Quote the lines from the line with "Give me the" to the line with "plot-area — [97, 53, 791, 601]", inclusive, character for character.

▼

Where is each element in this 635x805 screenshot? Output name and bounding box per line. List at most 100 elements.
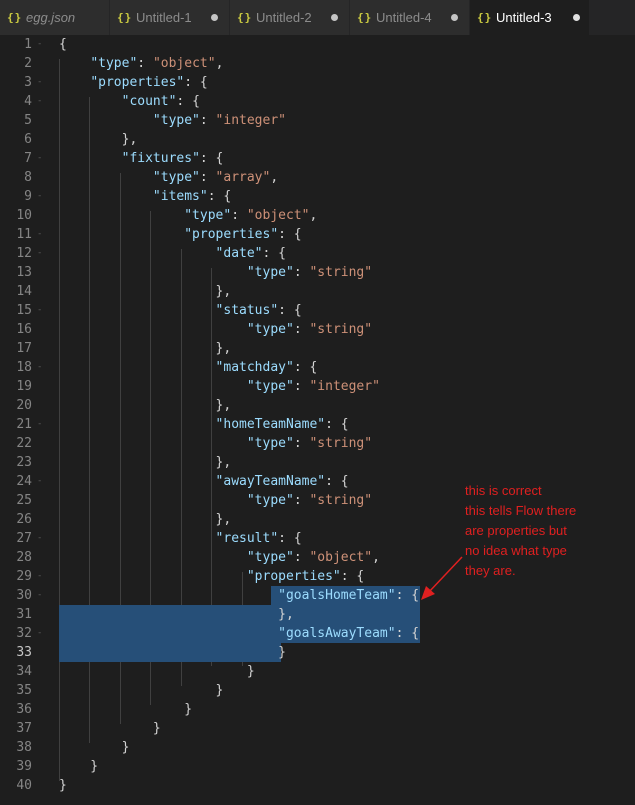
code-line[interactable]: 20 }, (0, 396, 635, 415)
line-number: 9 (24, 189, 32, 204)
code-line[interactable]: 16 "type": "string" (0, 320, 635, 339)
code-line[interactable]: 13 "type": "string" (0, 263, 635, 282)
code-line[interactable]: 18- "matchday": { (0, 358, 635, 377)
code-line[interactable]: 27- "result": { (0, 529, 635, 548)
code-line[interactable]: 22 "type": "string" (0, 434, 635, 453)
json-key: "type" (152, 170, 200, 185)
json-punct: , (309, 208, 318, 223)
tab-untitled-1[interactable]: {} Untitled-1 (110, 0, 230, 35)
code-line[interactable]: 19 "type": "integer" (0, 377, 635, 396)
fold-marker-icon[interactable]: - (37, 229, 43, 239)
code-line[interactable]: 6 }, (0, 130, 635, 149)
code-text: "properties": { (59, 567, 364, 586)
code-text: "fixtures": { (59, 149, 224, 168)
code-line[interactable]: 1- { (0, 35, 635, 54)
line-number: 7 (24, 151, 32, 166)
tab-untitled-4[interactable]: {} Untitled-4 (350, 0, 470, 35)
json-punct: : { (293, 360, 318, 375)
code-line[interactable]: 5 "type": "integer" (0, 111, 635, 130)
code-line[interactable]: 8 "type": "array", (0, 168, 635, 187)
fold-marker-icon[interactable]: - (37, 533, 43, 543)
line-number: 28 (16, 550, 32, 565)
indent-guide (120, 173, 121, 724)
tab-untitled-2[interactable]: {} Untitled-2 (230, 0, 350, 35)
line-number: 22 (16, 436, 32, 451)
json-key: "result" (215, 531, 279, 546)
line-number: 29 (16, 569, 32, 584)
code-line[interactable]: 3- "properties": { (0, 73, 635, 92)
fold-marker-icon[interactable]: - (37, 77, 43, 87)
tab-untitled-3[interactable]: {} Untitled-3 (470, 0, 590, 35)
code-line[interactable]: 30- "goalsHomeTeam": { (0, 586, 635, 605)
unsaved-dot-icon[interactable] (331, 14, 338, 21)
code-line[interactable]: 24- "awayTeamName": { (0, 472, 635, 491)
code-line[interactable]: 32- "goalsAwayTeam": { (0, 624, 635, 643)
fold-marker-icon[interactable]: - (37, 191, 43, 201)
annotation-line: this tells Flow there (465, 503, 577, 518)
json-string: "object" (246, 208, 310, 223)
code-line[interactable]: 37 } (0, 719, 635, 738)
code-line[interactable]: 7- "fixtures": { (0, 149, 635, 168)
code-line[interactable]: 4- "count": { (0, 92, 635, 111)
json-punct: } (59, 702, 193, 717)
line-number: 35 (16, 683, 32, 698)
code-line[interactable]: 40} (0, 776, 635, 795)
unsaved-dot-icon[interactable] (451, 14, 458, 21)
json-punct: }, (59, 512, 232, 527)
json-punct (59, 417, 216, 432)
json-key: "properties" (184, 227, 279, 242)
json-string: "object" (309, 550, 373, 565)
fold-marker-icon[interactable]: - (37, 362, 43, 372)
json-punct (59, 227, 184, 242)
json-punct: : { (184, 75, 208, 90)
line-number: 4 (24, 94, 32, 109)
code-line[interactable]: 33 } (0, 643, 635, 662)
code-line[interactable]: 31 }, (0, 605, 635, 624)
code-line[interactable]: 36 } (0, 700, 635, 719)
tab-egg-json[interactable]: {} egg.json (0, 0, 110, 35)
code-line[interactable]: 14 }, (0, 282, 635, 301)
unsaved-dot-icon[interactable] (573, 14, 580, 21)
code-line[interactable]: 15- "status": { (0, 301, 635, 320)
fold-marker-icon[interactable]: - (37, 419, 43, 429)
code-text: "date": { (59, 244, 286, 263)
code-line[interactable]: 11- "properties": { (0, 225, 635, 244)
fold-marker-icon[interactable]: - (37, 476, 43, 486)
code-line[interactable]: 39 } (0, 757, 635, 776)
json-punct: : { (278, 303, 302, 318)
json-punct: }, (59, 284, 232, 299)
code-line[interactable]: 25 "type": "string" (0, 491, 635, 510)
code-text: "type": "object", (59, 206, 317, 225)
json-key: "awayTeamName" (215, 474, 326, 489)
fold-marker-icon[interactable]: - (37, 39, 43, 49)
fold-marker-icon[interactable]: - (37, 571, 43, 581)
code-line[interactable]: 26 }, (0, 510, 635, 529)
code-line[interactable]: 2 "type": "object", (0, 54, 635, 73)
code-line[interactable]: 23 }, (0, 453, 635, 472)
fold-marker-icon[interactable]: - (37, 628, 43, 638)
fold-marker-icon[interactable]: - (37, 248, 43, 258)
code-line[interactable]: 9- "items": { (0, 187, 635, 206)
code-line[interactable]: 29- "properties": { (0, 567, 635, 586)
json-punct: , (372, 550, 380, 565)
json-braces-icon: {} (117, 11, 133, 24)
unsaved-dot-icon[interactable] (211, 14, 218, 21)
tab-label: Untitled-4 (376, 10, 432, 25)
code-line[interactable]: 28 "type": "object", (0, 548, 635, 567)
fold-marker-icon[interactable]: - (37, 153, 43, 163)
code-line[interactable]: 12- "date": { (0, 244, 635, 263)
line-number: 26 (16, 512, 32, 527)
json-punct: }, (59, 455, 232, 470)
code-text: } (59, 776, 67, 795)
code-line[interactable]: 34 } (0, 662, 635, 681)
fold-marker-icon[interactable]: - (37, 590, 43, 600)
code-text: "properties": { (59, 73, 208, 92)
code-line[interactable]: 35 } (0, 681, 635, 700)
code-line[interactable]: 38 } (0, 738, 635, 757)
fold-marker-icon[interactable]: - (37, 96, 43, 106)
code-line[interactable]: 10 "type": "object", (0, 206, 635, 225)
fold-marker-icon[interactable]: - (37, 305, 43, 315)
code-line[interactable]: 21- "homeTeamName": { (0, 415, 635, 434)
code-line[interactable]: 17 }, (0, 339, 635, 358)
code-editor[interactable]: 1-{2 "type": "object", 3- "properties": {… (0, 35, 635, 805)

▲
▼

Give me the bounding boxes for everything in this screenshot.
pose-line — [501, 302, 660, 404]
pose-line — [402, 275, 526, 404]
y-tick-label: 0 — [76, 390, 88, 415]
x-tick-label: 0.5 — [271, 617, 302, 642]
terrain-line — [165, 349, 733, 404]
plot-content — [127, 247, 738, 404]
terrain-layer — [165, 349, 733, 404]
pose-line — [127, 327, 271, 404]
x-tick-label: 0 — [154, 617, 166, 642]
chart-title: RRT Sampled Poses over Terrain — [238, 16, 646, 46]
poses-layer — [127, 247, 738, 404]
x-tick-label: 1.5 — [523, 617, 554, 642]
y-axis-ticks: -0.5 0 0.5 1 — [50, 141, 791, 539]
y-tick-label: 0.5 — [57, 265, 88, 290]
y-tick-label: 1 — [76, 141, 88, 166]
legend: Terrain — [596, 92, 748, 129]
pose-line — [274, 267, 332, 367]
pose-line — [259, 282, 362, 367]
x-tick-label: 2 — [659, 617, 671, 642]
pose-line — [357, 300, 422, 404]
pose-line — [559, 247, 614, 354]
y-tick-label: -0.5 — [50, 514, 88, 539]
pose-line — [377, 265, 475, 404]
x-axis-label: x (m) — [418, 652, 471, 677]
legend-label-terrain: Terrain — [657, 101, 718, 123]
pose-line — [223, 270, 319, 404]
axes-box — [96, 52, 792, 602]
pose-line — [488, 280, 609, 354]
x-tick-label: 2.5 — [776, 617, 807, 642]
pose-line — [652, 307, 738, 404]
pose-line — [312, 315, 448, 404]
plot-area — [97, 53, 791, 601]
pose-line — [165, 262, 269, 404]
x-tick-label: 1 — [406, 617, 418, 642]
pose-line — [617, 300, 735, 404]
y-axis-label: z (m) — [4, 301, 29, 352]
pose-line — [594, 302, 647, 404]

▲
▼

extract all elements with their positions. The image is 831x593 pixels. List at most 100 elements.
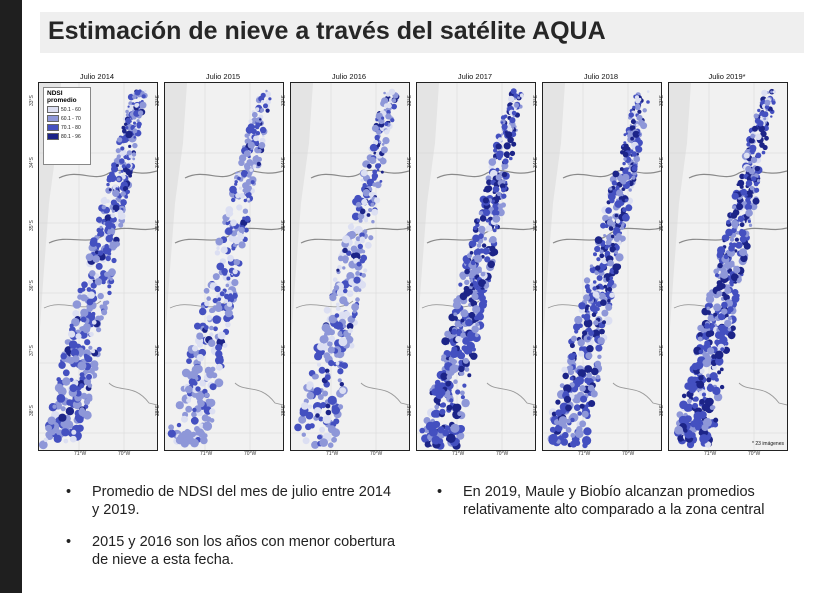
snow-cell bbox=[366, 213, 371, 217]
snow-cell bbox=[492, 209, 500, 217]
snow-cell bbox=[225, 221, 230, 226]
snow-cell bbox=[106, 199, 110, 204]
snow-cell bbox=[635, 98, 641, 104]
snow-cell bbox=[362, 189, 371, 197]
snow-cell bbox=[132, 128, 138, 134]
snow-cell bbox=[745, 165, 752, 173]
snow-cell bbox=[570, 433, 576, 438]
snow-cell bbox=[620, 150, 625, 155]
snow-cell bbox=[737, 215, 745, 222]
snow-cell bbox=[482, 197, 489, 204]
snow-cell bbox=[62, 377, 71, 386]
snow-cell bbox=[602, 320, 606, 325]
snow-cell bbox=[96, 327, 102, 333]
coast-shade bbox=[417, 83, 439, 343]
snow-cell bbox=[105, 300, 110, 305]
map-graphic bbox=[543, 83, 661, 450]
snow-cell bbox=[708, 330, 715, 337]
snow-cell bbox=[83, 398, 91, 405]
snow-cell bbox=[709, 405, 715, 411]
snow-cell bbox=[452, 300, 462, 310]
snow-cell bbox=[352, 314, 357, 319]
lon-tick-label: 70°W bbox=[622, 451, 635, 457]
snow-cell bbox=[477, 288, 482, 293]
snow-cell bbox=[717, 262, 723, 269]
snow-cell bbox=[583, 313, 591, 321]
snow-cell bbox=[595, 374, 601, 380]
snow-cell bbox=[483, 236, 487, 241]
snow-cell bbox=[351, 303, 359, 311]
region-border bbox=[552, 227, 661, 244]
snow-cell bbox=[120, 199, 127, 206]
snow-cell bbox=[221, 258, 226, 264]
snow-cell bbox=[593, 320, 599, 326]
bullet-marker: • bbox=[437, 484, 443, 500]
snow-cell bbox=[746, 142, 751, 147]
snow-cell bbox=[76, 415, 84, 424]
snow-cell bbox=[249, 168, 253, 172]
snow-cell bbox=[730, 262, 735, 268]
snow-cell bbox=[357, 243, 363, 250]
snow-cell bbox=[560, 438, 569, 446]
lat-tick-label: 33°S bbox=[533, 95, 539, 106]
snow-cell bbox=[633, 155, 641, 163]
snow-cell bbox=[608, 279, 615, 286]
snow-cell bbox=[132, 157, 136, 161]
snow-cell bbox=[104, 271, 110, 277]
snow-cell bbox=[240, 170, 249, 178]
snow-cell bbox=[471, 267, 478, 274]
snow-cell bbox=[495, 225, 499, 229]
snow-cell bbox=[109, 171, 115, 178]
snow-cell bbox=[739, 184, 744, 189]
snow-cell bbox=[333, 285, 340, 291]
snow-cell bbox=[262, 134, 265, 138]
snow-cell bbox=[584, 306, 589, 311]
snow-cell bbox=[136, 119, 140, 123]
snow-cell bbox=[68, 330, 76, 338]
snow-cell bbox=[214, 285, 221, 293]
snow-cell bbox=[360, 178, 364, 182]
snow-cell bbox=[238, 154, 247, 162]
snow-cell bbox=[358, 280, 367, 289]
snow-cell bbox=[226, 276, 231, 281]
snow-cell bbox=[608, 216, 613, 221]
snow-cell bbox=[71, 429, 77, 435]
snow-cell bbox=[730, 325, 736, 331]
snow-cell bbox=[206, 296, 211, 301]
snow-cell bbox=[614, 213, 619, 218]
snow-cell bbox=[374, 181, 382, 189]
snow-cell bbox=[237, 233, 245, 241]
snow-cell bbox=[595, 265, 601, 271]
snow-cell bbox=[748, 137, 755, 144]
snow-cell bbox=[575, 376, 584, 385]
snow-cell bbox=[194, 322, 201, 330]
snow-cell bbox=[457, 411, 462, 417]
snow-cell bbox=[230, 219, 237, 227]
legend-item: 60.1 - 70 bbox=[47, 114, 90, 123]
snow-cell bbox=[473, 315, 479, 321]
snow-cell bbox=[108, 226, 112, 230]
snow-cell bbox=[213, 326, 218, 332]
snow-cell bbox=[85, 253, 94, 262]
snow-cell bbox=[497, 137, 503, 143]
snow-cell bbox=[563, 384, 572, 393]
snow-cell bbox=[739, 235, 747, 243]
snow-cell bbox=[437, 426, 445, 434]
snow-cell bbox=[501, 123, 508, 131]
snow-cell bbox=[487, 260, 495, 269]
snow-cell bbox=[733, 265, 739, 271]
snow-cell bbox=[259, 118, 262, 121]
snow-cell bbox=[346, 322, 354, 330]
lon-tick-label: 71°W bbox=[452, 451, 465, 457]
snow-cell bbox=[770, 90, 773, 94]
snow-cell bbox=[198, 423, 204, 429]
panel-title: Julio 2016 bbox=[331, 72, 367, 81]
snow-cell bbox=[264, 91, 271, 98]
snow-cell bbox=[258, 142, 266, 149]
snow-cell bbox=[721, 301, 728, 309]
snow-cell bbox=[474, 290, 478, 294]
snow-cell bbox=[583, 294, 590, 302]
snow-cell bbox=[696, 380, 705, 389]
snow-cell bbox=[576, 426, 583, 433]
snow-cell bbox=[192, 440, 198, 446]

▲

**Written response:**
Give me the bounding boxes for everything in this screenshot.
pose-line — [501, 302, 660, 404]
pose-line — [402, 275, 526, 404]
y-tick-label: 0 — [76, 390, 88, 415]
x-tick-label: 0.5 — [271, 617, 302, 642]
terrain-line — [165, 349, 733, 404]
plot-content — [127, 247, 738, 404]
terrain-layer — [165, 349, 733, 404]
pose-line — [127, 327, 271, 404]
x-tick-label: 0 — [154, 617, 166, 642]
chart-title: RRT Sampled Poses over Terrain — [238, 16, 646, 46]
poses-layer — [127, 247, 738, 404]
x-tick-label: 1.5 — [523, 617, 554, 642]
y-axis-ticks: -0.5 0 0.5 1 — [50, 141, 791, 539]
y-tick-label: 0.5 — [57, 265, 88, 290]
y-tick-label: 1 — [76, 141, 88, 166]
legend: Terrain — [596, 92, 748, 129]
pose-line — [274, 267, 332, 367]
pose-line — [259, 282, 362, 367]
x-tick-label: 2 — [659, 617, 671, 642]
pose-line — [357, 300, 422, 404]
pose-line — [559, 247, 614, 354]
y-tick-label: -0.5 — [50, 514, 88, 539]
pose-line — [377, 265, 475, 404]
x-axis-label: x (m) — [418, 652, 471, 677]
legend-label-terrain: Terrain — [657, 101, 718, 123]
pose-line — [223, 270, 319, 404]
axes-box — [96, 52, 792, 602]
pose-line — [488, 280, 609, 354]
x-tick-label: 2.5 — [776, 617, 807, 642]
pose-line — [652, 307, 738, 404]
pose-line — [312, 315, 448, 404]
plot-area — [97, 53, 791, 601]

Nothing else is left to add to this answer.